◆ EXERCISE AIM
Leaving the pictures aside, transcribe every line below exactly.

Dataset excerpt
^^^^

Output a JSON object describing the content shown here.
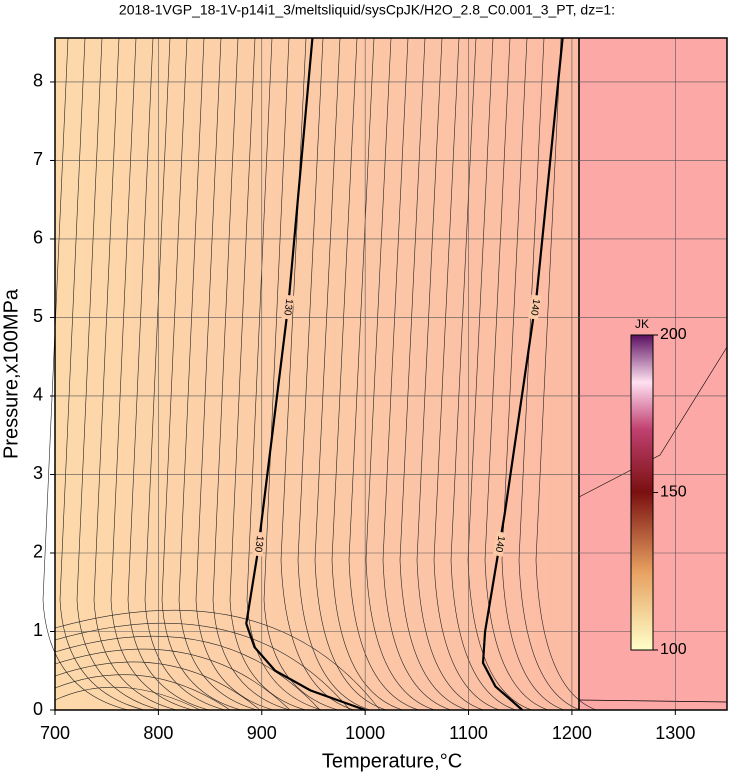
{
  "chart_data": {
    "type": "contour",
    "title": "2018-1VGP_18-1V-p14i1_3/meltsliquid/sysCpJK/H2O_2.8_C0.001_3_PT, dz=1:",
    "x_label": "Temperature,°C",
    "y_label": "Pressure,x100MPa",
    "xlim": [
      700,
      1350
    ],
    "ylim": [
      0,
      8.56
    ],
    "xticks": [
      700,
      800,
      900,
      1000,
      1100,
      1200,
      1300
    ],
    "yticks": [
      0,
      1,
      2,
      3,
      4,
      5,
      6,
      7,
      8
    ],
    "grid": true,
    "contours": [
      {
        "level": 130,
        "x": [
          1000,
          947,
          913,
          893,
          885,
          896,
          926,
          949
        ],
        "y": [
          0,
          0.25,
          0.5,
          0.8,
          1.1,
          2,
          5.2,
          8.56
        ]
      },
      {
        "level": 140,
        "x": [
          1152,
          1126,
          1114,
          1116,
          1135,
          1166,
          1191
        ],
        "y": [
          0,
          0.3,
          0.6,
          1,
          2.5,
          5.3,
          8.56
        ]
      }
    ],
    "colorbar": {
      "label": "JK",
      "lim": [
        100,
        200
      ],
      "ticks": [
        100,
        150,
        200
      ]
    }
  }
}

^^^^

◆ ANSWER FOR THE TASK
Output a JSON object describing the content shown here.
{
  "chart_data": {
    "type": "contour",
    "title": "2018-1VGP_18-1V-p14i1_3/meltsliquid/sysCpJK/H2O_2.8_C0.001_3_PT, dz=1:",
    "x_label": "Temperature,°C",
    "y_label": "Pressure,x100MPa",
    "xlim": [
      700,
      1350
    ],
    "ylim": [
      0,
      8.56
    ],
    "xticks": [
      700,
      800,
      900,
      1000,
      1100,
      1200,
      1300
    ],
    "yticks": [
      0,
      1,
      2,
      3,
      4,
      5,
      6,
      7,
      8
    ],
    "grid": true,
    "contours": [
      {
        "level": 130,
        "x": [
          1000,
          947,
          913,
          893,
          885,
          896,
          926,
          949
        ],
        "y": [
          0,
          0.25,
          0.5,
          0.8,
          1.1,
          2,
          5.2,
          8.56
        ]
      },
      {
        "level": 140,
        "x": [
          1152,
          1126,
          1114,
          1116,
          1135,
          1166,
          1191
        ],
        "y": [
          0,
          0.3,
          0.6,
          1,
          2.5,
          5.3,
          8.56
        ]
      }
    ],
    "colorbar": {
      "label": "JK",
      "lim": [
        100,
        200
      ],
      "ticks": [
        100,
        150,
        200
      ]
    }
  }
}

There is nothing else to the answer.